* [Task to complete]: Retype the records that come next, word for word.

* [Records provided]:

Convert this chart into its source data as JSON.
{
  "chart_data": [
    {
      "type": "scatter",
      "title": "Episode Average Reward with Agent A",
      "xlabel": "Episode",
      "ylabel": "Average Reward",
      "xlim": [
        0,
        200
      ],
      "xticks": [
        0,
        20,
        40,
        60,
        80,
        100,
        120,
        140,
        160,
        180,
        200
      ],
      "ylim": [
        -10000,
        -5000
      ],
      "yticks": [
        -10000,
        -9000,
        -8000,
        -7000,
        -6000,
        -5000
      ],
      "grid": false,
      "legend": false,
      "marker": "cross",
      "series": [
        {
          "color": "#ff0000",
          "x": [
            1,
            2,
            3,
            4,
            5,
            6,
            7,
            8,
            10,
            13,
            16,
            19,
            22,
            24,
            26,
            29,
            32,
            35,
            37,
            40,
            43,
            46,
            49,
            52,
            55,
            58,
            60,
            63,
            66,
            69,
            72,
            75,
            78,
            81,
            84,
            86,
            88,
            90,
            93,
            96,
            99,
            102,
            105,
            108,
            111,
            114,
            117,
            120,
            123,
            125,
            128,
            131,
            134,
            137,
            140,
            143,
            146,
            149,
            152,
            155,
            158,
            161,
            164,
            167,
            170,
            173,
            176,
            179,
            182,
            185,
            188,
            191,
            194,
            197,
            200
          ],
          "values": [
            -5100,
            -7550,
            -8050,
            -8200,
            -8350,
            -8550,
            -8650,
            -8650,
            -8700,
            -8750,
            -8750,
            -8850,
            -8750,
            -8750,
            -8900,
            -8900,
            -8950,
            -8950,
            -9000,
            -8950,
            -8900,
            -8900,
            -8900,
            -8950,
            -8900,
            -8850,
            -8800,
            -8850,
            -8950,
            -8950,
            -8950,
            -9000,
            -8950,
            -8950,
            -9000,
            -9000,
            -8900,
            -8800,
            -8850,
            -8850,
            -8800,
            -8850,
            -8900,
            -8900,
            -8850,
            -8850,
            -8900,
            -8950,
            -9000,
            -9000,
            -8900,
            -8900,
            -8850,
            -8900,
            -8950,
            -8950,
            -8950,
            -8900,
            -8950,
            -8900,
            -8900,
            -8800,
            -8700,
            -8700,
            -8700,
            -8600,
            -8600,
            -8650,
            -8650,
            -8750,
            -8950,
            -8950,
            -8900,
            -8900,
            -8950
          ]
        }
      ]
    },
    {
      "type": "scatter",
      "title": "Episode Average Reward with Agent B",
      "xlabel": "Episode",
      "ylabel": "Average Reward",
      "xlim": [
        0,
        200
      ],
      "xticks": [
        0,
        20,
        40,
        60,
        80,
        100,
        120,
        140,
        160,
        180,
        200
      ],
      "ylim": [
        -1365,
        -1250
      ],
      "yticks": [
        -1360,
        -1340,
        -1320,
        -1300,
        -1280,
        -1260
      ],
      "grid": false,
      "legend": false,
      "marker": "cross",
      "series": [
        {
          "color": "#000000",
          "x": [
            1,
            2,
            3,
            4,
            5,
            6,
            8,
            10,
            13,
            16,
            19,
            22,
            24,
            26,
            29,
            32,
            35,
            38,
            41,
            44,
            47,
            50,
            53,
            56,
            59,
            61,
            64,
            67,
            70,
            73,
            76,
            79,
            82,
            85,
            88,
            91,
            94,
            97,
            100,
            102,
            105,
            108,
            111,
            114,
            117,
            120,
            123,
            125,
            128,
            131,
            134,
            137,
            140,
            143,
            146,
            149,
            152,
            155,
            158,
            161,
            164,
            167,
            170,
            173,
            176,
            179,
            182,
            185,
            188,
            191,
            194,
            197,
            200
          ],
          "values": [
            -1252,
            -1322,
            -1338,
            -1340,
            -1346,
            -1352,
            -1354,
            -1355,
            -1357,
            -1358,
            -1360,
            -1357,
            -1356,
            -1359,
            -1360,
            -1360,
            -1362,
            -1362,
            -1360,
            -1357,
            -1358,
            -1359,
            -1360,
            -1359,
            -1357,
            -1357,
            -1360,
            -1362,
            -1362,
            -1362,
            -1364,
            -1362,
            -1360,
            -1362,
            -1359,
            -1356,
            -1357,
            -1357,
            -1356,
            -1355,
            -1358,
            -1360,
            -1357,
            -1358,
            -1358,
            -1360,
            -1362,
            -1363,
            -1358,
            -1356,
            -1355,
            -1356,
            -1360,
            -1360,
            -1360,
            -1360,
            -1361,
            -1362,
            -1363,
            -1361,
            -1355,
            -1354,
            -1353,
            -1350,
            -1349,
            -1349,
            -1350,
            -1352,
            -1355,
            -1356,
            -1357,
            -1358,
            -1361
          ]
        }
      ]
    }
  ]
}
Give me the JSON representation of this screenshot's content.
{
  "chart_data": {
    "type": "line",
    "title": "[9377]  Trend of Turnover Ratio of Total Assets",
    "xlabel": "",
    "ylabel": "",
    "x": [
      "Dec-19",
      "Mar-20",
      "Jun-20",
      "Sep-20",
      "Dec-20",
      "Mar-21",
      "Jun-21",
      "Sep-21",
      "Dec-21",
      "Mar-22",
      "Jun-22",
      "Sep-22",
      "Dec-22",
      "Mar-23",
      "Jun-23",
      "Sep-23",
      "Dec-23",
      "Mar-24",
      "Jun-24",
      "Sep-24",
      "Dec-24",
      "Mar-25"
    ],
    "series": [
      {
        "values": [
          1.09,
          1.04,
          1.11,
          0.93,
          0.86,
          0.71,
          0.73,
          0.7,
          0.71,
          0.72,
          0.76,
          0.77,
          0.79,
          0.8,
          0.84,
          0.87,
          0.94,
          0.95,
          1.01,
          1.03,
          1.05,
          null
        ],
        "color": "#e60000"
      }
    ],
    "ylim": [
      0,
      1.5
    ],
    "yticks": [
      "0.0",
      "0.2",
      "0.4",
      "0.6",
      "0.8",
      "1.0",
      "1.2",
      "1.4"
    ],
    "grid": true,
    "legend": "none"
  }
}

* [Result]:
Convert this chart into its source data as JSON.
{
  "chart_data": [
    {
      "type": "scatter",
      "title": "Episode Average Reward with Agent A",
      "xlabel": "Episode",
      "ylabel": "Average Reward",
      "xlim": [
        0,
        200
      ],
      "xticks": [
        0,
        20,
        40,
        60,
        80,
        100,
        120,
        140,
        160,
        180,
        200
      ],
      "ylim": [
        -10000,
        -5000
      ],
      "yticks": [
        -10000,
        -9000,
        -8000,
        -7000,
        -6000,
        -5000
      ],
      "grid": false,
      "legend": false,
      "marker": "cross",
      "series": [
        {
          "color": "#ff0000",
          "x": [
            1,
            2,
            3,
            4,
            5,
            6,
            7,
            8,
            10,
            13,
            16,
            19,
            22,
            24,
            26,
            29,
            32,
            35,
            37,
            40,
            43,
            46,
            49,
            52,
            55,
            58,
            60,
            63,
            66,
            69,
            72,
            75,
            78,
            81,
            84,
            86,
            88,
            90,
            93,
            96,
            99,
            102,
            105,
            108,
            111,
            114,
            117,
            120,
            123,
            125,
            128,
            131,
            134,
            137,
            140,
            143,
            146,
            149,
            152,
            155,
            158,
            161,
            164,
            167,
            170,
            173,
            176,
            179,
            182,
            185,
            188,
            191,
            194,
            197,
            200
          ],
          "values": [
            -5100,
            -7550,
            -8050,
            -8200,
            -8350,
            -8550,
            -8650,
            -8650,
            -8700,
            -8750,
            -8750,
            -8850,
            -8750,
            -8750,
            -8900,
            -8900,
            -8950,
            -8950,
            -9000,
            -8950,
            -8900,
            -8900,
            -8900,
            -8950,
            -8900,
            -8850,
            -8800,
            -8850,
            -8950,
            -8950,
            -8950,
            -9000,
            -8950,
            -8950,
            -9000,
            -9000,
            -8900,
            -8800,
            -8850,
            -8850,
            -8800,
            -8850,
            -8900,
            -8900,
            -8850,
            -8850,
            -8900,
            -8950,
            -9000,
            -9000,
            -8900,
            -8900,
            -8850,
            -8900,
            -8950,
            -8950,
            -8950,
            -8900,
            -8950,
            -8900,
            -8900,
            -8800,
            -8700,
            -8700,
            -8700,
            -8600,
            -8600,
            -8650,
            -8650,
            -8750,
            -8950,
            -8950,
            -8900,
            -8900,
            -8950
          ]
        }
      ]
    },
    {
      "type": "scatter",
      "title": "Episode Average Reward with Agent B",
      "xlabel": "Episode",
      "ylabel": "Average Reward",
      "xlim": [
        0,
        200
      ],
      "xticks": [
        0,
        20,
        40,
        60,
        80,
        100,
        120,
        140,
        160,
        180,
        200
      ],
      "ylim": [
        -1365,
        -1250
      ],
      "yticks": [
        -1360,
        -1340,
        -1320,
        -1300,
        -1280,
        -1260
      ],
      "grid": false,
      "legend": false,
      "marker": "cross",
      "series": [
        {
          "color": "#000000",
          "x": [
            1,
            2,
            3,
            4,
            5,
            6,
            8,
            10,
            13,
            16,
            19,
            22,
            24,
            26,
            29,
            32,
            35,
            38,
            41,
            44,
            47,
            50,
            53,
            56,
            59,
            61,
            64,
            67,
            70,
            73,
            76,
            79,
            82,
            85,
            88,
            91,
            94,
            97,
            100,
            102,
            105,
            108,
            111,
            114,
            117,
            120,
            123,
            125,
            128,
            131,
            134,
            137,
            140,
            143,
            146,
            149,
            152,
            155,
            158,
            161,
            164,
            167,
            170,
            173,
            176,
            179,
            182,
            185,
            188,
            191,
            194,
            197,
            200
          ],
          "values": [
            -1252,
            -1322,
            -1338,
            -1340,
            -1346,
            -1352,
            -1354,
            -1355,
            -1357,
            -1358,
            -1360,
            -1357,
            -1356,
            -1359,
            -1360,
            -1360,
            -1362,
            -1362,
            -1360,
            -1357,
            -1358,
            -1359,
            -1360,
            -1359,
            -1357,
            -1357,
            -1360,
            -1362,
            -1362,
            -1362,
            -1364,
            -1362,
            -1360,
            -1362,
            -1359,
            -1356,
            -1357,
            -1357,
            -1356,
            -1355,
            -1358,
            -1360,
            -1357,
            -1358,
            -1358,
            -1360,
            -1362,
            -1363,
            -1358,
            -1356,
            -1355,
            -1356,
            -1360,
            -1360,
            -1360,
            -1360,
            -1361,
            -1362,
            -1363,
            -1361,
            -1355,
            -1354,
            -1353,
            -1350,
            -1349,
            -1349,
            -1350,
            -1352,
            -1355,
            -1356,
            -1357,
            -1358,
            -1361
          ]
        }
      ]
    }
  ]
}
Give me the JSON representation of this screenshot's content.
{
  "chart_data": {
    "type": "line",
    "title": "[9377]  Trend of Turnover Ratio of Total Assets",
    "xlabel": "",
    "ylabel": "",
    "x": [
      "Dec-19",
      "Mar-20",
      "Jun-20",
      "Sep-20",
      "Dec-20",
      "Mar-21",
      "Jun-21",
      "Sep-21",
      "Dec-21",
      "Mar-22",
      "Jun-22",
      "Sep-22",
      "Dec-22",
      "Mar-23",
      "Jun-23",
      "Sep-23",
      "Dec-23",
      "Mar-24",
      "Jun-24",
      "Sep-24",
      "Dec-24",
      "Mar-25"
    ],
    "series": [
      {
        "values": [
          1.09,
          1.04,
          1.11,
          0.93,
          0.86,
          0.71,
          0.73,
          0.7,
          0.71,
          0.72,
          0.76,
          0.77,
          0.79,
          0.8,
          0.84,
          0.87,
          0.94,
          0.95,
          1.01,
          1.03,
          1.05,
          null
        ],
        "color": "#e60000"
      }
    ],
    "ylim": [
      0,
      1.5
    ],
    "yticks": [
      "0.0",
      "0.2",
      "0.4",
      "0.6",
      "0.8",
      "1.0",
      "1.2",
      "1.4"
    ],
    "grid": true,
    "legend": "none"
  }
}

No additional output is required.